- **To do**: Repeat the listing word for word. No pictures belong in the copy.

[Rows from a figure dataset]

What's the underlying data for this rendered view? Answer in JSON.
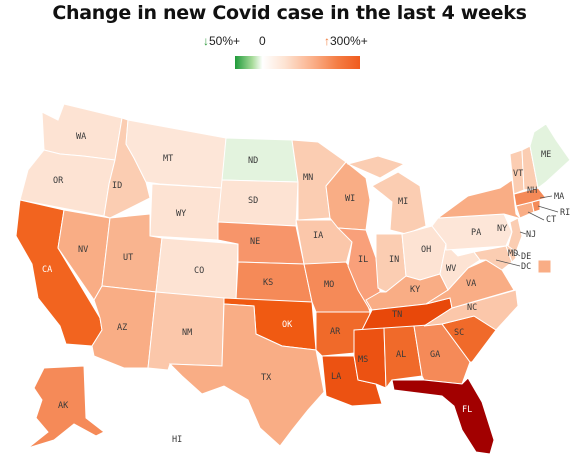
{
  "title": "Change in new Covid case in the last 4 weeks",
  "legend": {
    "low_arrow": "↓",
    "low_label": "50%+",
    "zero_label": "0",
    "high_arrow": "↑",
    "high_label": "300%+"
  },
  "colors": {
    "decline": "#e3f3de",
    "pale": "#fde6d8",
    "light": "#fbcdb2",
    "mid": "#f9ad85",
    "medium_dark": "#f58a58",
    "dark": "#f06a2a",
    "very_dark": "#e84a0c",
    "florida": "#a20000"
  },
  "states": [
    {
      "abbr": "WA",
      "color": "#fde3d3"
    },
    {
      "abbr": "OR",
      "color": "#fde3d3"
    },
    {
      "abbr": "CA",
      "color": "#f2641f"
    },
    {
      "abbr": "NV",
      "color": "#f9ad85"
    },
    {
      "abbr": "ID",
      "color": "#fbcdb2"
    },
    {
      "abbr": "MT",
      "color": "#fde6d8"
    },
    {
      "abbr": "WY",
      "color": "#fde3d3"
    },
    {
      "abbr": "UT",
      "color": "#f9b48f"
    },
    {
      "abbr": "AZ",
      "color": "#f9ad85"
    },
    {
      "abbr": "CO",
      "color": "#fde3d3"
    },
    {
      "abbr": "NM",
      "color": "#fbc7aa"
    },
    {
      "abbr": "ND",
      "color": "#e3f3de"
    },
    {
      "abbr": "SD",
      "color": "#fde3d3"
    },
    {
      "abbr": "NE",
      "color": "#f7956a"
    },
    {
      "abbr": "KS",
      "color": "#f58a58"
    },
    {
      "abbr": "OK",
      "color": "#f05a12"
    },
    {
      "abbr": "TX",
      "color": "#f9ad85"
    },
    {
      "abbr": "MN",
      "color": "#fbcdb2"
    },
    {
      "abbr": "IA",
      "color": "#fbc7aa"
    },
    {
      "abbr": "MO",
      "color": "#f58a58"
    },
    {
      "abbr": "AR",
      "color": "#f06a2a"
    },
    {
      "abbr": "LA",
      "color": "#ec5212"
    },
    {
      "abbr": "WI",
      "color": "#f9ad85"
    },
    {
      "abbr": "IL",
      "color": "#f9a07a"
    },
    {
      "abbr": "MI",
      "color": "#fbcdb2"
    },
    {
      "abbr": "IN",
      "color": "#fbcdb2"
    },
    {
      "abbr": "OH",
      "color": "#fde3d3"
    },
    {
      "abbr": "KY",
      "color": "#f9ad85"
    },
    {
      "abbr": "TN",
      "color": "#e8480a"
    },
    {
      "abbr": "MS",
      "color": "#ec5212"
    },
    {
      "abbr": "AL",
      "color": "#f06a2a"
    },
    {
      "abbr": "GA",
      "color": "#f58a58"
    },
    {
      "abbr": "FL",
      "color": "#a20000"
    },
    {
      "abbr": "SC",
      "color": "#f06a2a"
    },
    {
      "abbr": "NC",
      "color": "#fbc7aa"
    },
    {
      "abbr": "VA",
      "color": "#f9ad85"
    },
    {
      "abbr": "WV",
      "color": "#fde3d3"
    },
    {
      "abbr": "PA",
      "color": "#fde6d8"
    },
    {
      "abbr": "NY",
      "color": "#f9ad85"
    },
    {
      "abbr": "NJ",
      "color": "#fbcdb2"
    },
    {
      "abbr": "DE",
      "color": "#fbcdb2"
    },
    {
      "abbr": "MD",
      "color": "#fbcdb2"
    },
    {
      "abbr": "DC",
      "color": "#f9ad85"
    },
    {
      "abbr": "CT",
      "color": "#f9ad85"
    },
    {
      "abbr": "RI",
      "color": "#f58a58"
    },
    {
      "abbr": "MA",
      "color": "#f58a58"
    },
    {
      "abbr": "VT",
      "color": "#fbcdb2"
    },
    {
      "abbr": "NH",
      "color": "#fbcdb2"
    },
    {
      "abbr": "ME",
      "color": "#e3f3de"
    },
    {
      "abbr": "AK",
      "color": "#f58a58"
    },
    {
      "abbr": "HI",
      "color": "#ffffff"
    }
  ]
}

- **Expected answer**:
What's the underlying data for this rendered view? Answer in JSON.
{
  "title": "Change in new Covid case in the last 4 weeks",
  "legend": {
    "low_arrow": "↓",
    "low_label": "50%+",
    "zero_label": "0",
    "high_arrow": "↑",
    "high_label": "300%+"
  },
  "colors": {
    "decline": "#e3f3de",
    "pale": "#fde6d8",
    "light": "#fbcdb2",
    "mid": "#f9ad85",
    "medium_dark": "#f58a58",
    "dark": "#f06a2a",
    "very_dark": "#e84a0c",
    "florida": "#a20000"
  },
  "states": [
    {
      "abbr": "WA",
      "color": "#fde3d3"
    },
    {
      "abbr": "OR",
      "color": "#fde3d3"
    },
    {
      "abbr": "CA",
      "color": "#f2641f"
    },
    {
      "abbr": "NV",
      "color": "#f9ad85"
    },
    {
      "abbr": "ID",
      "color": "#fbcdb2"
    },
    {
      "abbr": "MT",
      "color": "#fde6d8"
    },
    {
      "abbr": "WY",
      "color": "#fde3d3"
    },
    {
      "abbr": "UT",
      "color": "#f9b48f"
    },
    {
      "abbr": "AZ",
      "color": "#f9ad85"
    },
    {
      "abbr": "CO",
      "color": "#fde3d3"
    },
    {
      "abbr": "NM",
      "color": "#fbc7aa"
    },
    {
      "abbr": "ND",
      "color": "#e3f3de"
    },
    {
      "abbr": "SD",
      "color": "#fde3d3"
    },
    {
      "abbr": "NE",
      "color": "#f7956a"
    },
    {
      "abbr": "KS",
      "color": "#f58a58"
    },
    {
      "abbr": "OK",
      "color": "#f05a12"
    },
    {
      "abbr": "TX",
      "color": "#f9ad85"
    },
    {
      "abbr": "MN",
      "color": "#fbcdb2"
    },
    {
      "abbr": "IA",
      "color": "#fbc7aa"
    },
    {
      "abbr": "MO",
      "color": "#f58a58"
    },
    {
      "abbr": "AR",
      "color": "#f06a2a"
    },
    {
      "abbr": "LA",
      "color": "#ec5212"
    },
    {
      "abbr": "WI",
      "color": "#f9ad85"
    },
    {
      "abbr": "IL",
      "color": "#f9a07a"
    },
    {
      "abbr": "MI",
      "color": "#fbcdb2"
    },
    {
      "abbr": "IN",
      "color": "#fbcdb2"
    },
    {
      "abbr": "OH",
      "color": "#fde3d3"
    },
    {
      "abbr": "KY",
      "color": "#f9ad85"
    },
    {
      "abbr": "TN",
      "color": "#e8480a"
    },
    {
      "abbr": "MS",
      "color": "#ec5212"
    },
    {
      "abbr": "AL",
      "color": "#f06a2a"
    },
    {
      "abbr": "GA",
      "color": "#f58a58"
    },
    {
      "abbr": "FL",
      "color": "#a20000"
    },
    {
      "abbr": "SC",
      "color": "#f06a2a"
    },
    {
      "abbr": "NC",
      "color": "#fbc7aa"
    },
    {
      "abbr": "VA",
      "color": "#f9ad85"
    },
    {
      "abbr": "WV",
      "color": "#fde3d3"
    },
    {
      "abbr": "PA",
      "color": "#fde6d8"
    },
    {
      "abbr": "NY",
      "color": "#f9ad85"
    },
    {
      "abbr": "NJ",
      "color": "#fbcdb2"
    },
    {
      "abbr": "DE",
      "color": "#fbcdb2"
    },
    {
      "abbr": "MD",
      "color": "#fbcdb2"
    },
    {
      "abbr": "DC",
      "color": "#f9ad85"
    },
    {
      "abbr": "CT",
      "color": "#f9ad85"
    },
    {
      "abbr": "RI",
      "color": "#f58a58"
    },
    {
      "abbr": "MA",
      "color": "#f58a58"
    },
    {
      "abbr": "VT",
      "color": "#fbcdb2"
    },
    {
      "abbr": "NH",
      "color": "#fbcdb2"
    },
    {
      "abbr": "ME",
      "color": "#e3f3de"
    },
    {
      "abbr": "AK",
      "color": "#f58a58"
    },
    {
      "abbr": "HI",
      "color": "#ffffff"
    }
  ]
}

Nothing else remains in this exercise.